### MATERIAL TO PROCESS

________________________

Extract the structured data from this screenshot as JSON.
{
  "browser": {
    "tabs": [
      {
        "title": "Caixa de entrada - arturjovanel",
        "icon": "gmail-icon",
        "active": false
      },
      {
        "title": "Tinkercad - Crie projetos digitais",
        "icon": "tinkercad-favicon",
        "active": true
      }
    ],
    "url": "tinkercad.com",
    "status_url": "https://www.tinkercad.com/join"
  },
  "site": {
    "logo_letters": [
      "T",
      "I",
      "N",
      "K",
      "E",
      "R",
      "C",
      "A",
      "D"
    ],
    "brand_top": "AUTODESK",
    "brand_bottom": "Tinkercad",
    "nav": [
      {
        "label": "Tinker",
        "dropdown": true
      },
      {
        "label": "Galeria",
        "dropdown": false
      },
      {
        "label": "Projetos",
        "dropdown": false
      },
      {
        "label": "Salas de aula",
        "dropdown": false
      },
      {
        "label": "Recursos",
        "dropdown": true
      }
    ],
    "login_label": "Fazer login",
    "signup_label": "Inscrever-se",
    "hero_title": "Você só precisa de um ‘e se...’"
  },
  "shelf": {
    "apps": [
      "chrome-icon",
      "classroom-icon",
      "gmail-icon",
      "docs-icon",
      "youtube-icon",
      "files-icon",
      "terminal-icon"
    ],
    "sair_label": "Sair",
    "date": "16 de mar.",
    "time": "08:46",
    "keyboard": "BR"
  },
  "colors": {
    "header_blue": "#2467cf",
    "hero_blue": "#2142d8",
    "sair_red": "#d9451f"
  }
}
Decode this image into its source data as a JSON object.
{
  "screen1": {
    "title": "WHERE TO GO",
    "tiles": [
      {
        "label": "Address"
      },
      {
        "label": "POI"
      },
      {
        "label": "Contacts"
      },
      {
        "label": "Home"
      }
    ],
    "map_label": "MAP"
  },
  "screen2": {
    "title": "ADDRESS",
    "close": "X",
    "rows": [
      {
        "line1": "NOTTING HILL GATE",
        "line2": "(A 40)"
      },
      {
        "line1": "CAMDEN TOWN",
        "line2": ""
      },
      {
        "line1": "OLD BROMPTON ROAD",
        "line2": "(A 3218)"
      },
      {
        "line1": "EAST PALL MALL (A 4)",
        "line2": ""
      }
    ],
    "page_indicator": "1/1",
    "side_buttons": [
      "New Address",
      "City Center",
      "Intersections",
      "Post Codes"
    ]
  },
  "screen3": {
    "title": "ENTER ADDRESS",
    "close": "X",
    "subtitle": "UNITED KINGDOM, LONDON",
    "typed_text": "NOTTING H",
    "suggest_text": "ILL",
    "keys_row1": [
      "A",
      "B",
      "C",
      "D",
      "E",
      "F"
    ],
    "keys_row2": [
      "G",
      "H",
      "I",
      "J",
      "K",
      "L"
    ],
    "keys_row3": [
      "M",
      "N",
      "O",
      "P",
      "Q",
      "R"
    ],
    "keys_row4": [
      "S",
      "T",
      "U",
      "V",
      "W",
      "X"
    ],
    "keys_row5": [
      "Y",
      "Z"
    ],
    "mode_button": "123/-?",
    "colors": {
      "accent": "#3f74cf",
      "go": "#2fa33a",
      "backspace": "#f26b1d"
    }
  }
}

________________________

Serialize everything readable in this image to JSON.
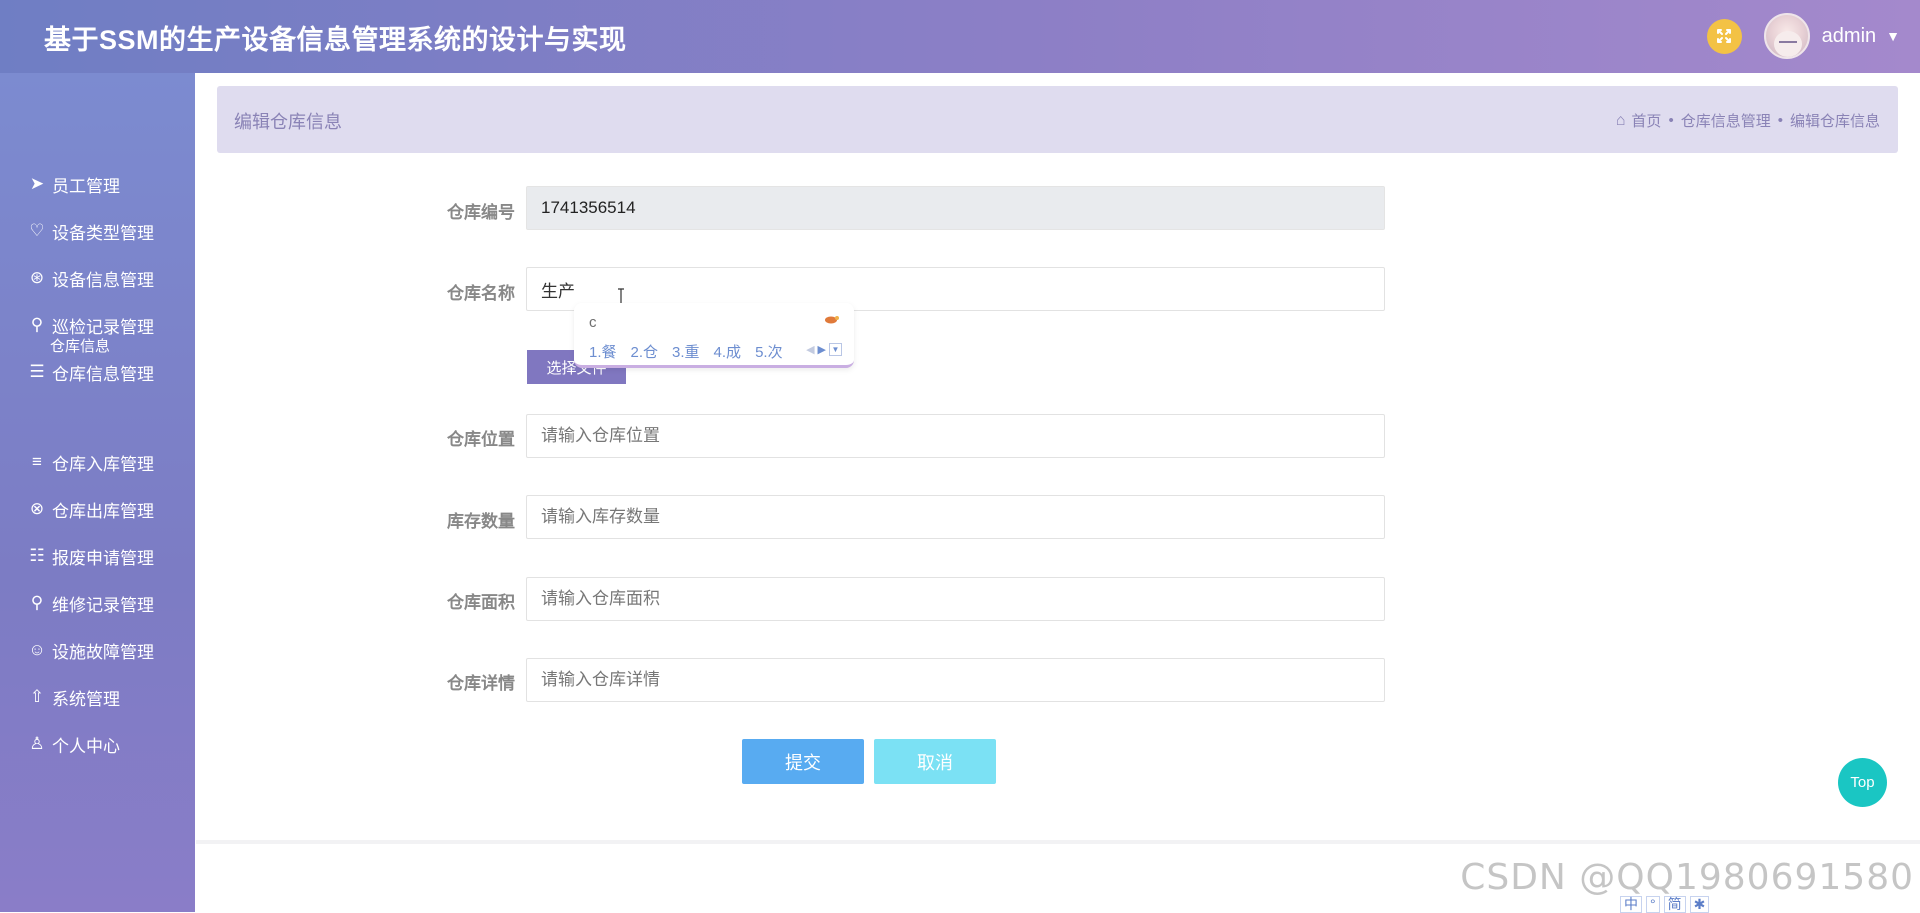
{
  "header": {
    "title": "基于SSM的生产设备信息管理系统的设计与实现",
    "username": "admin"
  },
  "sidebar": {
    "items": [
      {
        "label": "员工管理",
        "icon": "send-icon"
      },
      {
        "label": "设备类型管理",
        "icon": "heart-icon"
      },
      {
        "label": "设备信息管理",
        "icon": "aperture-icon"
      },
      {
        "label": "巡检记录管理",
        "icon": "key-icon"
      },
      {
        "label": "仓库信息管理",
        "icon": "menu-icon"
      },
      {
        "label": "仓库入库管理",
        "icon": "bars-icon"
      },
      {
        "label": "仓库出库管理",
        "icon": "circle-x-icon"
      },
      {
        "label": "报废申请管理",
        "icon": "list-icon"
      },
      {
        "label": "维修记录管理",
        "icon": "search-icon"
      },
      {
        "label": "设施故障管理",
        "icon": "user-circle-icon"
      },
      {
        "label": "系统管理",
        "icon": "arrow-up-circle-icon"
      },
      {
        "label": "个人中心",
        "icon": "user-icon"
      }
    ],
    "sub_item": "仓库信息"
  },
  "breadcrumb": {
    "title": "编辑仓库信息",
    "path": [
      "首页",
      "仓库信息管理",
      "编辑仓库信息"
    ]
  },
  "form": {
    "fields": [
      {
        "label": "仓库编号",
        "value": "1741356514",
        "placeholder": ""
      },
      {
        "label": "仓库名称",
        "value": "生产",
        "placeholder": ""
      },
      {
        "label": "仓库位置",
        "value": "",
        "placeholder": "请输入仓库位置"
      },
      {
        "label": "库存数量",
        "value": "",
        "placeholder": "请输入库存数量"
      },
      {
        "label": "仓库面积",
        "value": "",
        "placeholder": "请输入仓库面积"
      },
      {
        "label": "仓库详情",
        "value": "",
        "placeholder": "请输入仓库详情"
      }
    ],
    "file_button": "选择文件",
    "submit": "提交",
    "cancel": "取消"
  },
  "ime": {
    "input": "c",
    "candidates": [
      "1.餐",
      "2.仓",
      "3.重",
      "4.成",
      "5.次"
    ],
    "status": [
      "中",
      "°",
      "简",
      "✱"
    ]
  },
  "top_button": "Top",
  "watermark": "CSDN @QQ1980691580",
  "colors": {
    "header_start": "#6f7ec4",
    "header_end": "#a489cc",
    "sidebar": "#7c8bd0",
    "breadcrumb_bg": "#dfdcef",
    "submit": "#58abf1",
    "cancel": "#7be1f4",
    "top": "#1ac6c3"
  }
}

________________________

### AIM
Look through the entries above; copy every line holding the string "circle".

### THE ANSWER
        "icon": "circle-x-icon"
        "icon": "user-circle-icon"
        "icon": "arrow-up-circle-icon"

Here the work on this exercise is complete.